◆ 页面正文:
美文网首页Elaticsearch进阶ElasticTalk
Elasticsearch如何实现 SQL语句中 Group B

Elasticsearch如何实现 SQL语句中 Group B

作者: rockybean | 来源:发表于2018-05-21 08:13 被阅读270次

    有 SQL 背景的同学在学习 Elasticsearch 时,面对一个查询需求,不由自主地会先思考如何用 SQL 来实现,然后再去想 Elasticsearch 的 Query DSL 如何实现。那么本篇就给大家讲一条常见的 SQL 语句如何用 Elasticsearch 的查询语言实现。

    1. SQL语句

    假设我们有一个汽车的数据集,每个汽车都有车型、颜色等字段,我希望获取颜色种类大于1个的前2车型。假设汽车的数据模型如下:

    {
        "model":"modelA",
        "color":"red"
    }
    

    假设我们有一个 cars 表,通过如下语句创建测试数据。

    INSERT INTO cars (model,color) VALUES ('A','red'); 
    INSERT INTO cars (model,color) VALUES ('A','white'); 
    INSERT INTO cars (model,color) VALUES ('A','black'); 
    INSERT INTO cars (model,color) VALUES ('A','yellow'); 
    INSERT INTO cars (model,color) VALUES ('B','red'); 
    INSERT INTO cars (model,color) VALUES ('B','white'); 
    INSERT INTO cars (model,color) VALUES ('C','black'); 
    INSERT INTO cars (model,color) VALUES ('C','red'); 
    INSERT INTO cars (model,color) VALUES ('C','white'); 
    INSERT INTO cars (model,color) VALUES ('C','yellow'); 
    INSERT INTO cars (model,color) VALUES ('C','blue'); 
    INSERT INTO cars (model,color) VALUES ('D','red');
    INSERT INTO cars (model,color) VALUES ('A','red'); 
    

    那么实现我们需求的 SQL 语句也比较简单,实现如下:

    SELECT model,COUNT(DISTINCT color) color_count FROM cars GROUP BY model HAVING color_count > 1 ORDER BY color_count desc LIMIT 2;
    

    这条查询语句中 Group By 是按照 model 做分组, Having color_count>1 限定了车型颜色种类大于1,**ORDER BY color_count desc ** 限定结果按照颜色种类倒序排列,而 LIMIT 2 限定只返回前3条数据。

    那么在 Elasticsearch 中如何实现这个需求呢?

◆ 已存数据:
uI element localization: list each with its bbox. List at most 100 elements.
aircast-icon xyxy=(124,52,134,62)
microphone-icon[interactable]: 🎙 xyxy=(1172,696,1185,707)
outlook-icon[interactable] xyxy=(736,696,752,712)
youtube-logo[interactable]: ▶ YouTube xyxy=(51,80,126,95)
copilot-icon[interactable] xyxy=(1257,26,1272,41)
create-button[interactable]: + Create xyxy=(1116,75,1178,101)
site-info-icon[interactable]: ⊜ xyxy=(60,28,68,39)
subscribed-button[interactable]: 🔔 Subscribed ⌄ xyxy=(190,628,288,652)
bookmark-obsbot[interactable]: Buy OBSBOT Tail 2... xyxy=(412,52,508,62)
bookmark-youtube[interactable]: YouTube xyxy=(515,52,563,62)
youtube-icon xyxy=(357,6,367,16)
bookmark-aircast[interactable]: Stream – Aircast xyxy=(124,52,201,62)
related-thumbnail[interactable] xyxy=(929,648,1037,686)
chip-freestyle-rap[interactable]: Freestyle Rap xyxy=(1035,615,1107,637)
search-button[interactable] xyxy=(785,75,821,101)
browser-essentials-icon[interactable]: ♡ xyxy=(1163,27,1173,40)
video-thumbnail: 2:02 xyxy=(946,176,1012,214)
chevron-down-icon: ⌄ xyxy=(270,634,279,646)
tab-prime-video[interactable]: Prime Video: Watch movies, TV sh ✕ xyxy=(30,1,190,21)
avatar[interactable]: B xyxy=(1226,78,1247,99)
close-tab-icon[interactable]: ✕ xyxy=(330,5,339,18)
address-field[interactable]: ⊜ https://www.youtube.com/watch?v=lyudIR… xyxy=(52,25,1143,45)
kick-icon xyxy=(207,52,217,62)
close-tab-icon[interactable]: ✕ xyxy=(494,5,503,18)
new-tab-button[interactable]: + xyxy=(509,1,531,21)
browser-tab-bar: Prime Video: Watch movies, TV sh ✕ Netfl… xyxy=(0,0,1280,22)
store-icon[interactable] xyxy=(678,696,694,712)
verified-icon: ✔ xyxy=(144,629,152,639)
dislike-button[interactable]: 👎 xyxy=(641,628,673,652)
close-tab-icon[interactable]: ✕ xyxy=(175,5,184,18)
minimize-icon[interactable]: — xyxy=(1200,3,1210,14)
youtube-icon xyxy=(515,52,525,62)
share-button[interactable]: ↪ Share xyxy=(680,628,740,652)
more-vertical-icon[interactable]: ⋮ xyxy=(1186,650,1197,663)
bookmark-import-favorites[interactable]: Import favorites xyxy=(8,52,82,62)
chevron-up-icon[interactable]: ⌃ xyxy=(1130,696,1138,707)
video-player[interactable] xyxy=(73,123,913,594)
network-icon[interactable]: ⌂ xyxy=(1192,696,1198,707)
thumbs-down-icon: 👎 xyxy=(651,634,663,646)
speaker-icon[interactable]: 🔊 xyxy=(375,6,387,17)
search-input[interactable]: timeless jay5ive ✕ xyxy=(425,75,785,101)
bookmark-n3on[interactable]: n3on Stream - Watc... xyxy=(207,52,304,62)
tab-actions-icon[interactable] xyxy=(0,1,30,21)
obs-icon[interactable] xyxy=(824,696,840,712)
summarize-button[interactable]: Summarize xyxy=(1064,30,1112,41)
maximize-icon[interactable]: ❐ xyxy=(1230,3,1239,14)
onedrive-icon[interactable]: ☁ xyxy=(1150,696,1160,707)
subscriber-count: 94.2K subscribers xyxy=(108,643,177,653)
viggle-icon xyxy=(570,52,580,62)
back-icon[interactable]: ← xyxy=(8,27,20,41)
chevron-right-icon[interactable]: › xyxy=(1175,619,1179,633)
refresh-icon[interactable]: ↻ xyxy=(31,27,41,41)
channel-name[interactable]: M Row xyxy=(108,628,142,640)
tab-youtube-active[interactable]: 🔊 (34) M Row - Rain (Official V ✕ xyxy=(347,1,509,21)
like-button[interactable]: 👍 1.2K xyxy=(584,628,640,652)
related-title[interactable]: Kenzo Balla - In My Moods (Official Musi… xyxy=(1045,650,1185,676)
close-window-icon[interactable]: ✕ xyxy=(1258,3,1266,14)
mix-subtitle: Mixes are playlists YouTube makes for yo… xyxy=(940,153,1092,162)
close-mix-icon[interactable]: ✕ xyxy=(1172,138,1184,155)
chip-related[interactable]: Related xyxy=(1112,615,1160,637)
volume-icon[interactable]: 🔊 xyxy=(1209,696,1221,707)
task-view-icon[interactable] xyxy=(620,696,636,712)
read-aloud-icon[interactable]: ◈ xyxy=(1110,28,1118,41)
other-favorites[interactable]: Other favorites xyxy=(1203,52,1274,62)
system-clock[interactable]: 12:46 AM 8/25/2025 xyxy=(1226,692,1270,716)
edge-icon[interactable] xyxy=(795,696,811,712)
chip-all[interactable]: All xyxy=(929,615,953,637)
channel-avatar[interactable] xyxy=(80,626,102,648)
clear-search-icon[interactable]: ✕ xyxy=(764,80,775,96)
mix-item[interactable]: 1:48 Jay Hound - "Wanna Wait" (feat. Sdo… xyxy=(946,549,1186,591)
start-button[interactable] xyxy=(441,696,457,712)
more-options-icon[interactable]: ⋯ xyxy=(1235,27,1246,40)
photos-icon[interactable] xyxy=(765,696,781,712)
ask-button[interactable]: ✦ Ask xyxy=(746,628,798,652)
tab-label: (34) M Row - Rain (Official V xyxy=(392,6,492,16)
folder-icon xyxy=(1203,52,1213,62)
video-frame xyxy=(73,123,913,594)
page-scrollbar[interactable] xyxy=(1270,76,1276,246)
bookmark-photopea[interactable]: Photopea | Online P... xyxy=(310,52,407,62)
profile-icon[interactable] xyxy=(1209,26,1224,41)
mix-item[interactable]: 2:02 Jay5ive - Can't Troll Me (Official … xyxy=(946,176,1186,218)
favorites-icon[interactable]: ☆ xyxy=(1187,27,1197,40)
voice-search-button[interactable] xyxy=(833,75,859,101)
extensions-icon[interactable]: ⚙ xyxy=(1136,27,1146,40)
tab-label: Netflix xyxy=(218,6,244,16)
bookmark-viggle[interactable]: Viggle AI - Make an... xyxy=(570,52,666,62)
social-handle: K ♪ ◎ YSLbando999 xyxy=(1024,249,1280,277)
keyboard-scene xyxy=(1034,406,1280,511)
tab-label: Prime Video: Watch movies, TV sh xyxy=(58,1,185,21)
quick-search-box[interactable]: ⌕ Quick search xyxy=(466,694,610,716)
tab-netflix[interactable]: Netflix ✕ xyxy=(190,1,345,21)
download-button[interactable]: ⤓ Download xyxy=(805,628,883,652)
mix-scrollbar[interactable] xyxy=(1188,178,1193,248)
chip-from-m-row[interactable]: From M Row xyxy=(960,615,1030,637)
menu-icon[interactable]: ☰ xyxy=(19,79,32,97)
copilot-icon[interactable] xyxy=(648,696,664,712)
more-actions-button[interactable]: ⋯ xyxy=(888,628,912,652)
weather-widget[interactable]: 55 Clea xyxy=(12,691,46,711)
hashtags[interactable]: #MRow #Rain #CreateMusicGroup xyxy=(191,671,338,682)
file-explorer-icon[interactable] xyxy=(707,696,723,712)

◆ 待办任务:
请照录 Elasticsearch 实现 Group By 一文中的一段原文，从含有“假设我们有一个汽车的数据集,每个汽车都有”的那一句开始，抄到“假设我们有一个 cars 表,通过如下语句创建测试数据。”为止。

◆ 任务解答:
假设我们有一个汽车的数据集,每个汽车都有车型、颜色等字段,我希望获取颜色种类大于1个的前2车型。假设汽车的数据模型如下:

    {
        "model":"modelA",
        "color":"red"
    }
    

    假设我们有一个 cars 表,通过如下语句创建测试数据。